Write out every single entry exactly.
....
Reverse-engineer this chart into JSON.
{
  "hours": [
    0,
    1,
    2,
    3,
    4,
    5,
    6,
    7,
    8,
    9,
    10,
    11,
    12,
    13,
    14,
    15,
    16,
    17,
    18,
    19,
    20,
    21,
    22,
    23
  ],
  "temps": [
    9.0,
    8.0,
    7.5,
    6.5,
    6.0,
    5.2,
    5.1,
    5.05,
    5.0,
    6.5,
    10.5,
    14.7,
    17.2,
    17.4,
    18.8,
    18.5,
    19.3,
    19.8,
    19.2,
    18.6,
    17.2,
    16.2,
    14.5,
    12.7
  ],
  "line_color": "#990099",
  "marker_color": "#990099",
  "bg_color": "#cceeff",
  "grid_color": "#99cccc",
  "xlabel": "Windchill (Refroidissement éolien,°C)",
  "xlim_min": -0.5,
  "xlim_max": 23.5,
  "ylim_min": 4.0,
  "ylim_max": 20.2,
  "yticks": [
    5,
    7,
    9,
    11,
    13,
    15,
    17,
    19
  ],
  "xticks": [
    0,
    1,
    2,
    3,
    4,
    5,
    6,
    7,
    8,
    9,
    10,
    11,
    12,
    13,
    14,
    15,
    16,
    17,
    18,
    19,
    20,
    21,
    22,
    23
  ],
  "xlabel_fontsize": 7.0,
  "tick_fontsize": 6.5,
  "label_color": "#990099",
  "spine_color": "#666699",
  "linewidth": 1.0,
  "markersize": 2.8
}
....
### Problem solution
Reverse-engineer this chart into JSON.
{
  "hours": [
    0,
    1,
    2,
    3,
    4,
    5,
    6,
    7,
    8,
    9,
    10,
    11,
    12,
    13,
    14,
    15,
    16,
    17,
    18,
    19,
    20,
    21,
    22,
    23
  ],
  "temps": [
    9.0,
    8.0,
    7.5,
    6.5,
    6.0,
    5.2,
    5.1,
    5.05,
    5.0,
    6.5,
    10.5,
    14.7,
    17.2,
    17.4,
    18.8,
    18.5,
    19.3,
    19.8,
    19.2,
    18.6,
    17.2,
    16.2,
    14.5,
    12.7
  ],
  "line_color": "#990099",
  "marker_color": "#990099",
  "bg_color": "#cceeff",
  "grid_color": "#99cccc",
  "xlabel": "Windchill (Refroidissement éolien,°C)",
  "xlim_min": -0.5,
  "xlim_max": 23.5,
  "ylim_min": 4.0,
  "ylim_max": 20.2,
  "yticks": [
    5,
    7,
    9,
    11,
    13,
    15,
    17,
    19
  ],
  "xticks": [
    0,
    1,
    2,
    3,
    4,
    5,
    6,
    7,
    8,
    9,
    10,
    11,
    12,
    13,
    14,
    15,
    16,
    17,
    18,
    19,
    20,
    21,
    22,
    23
  ],
  "xlabel_fontsize": 7.0,
  "tick_fontsize": 6.5,
  "label_color": "#990099",
  "spine_color": "#666699",
  "linewidth": 1.0,
  "markersize": 2.8
}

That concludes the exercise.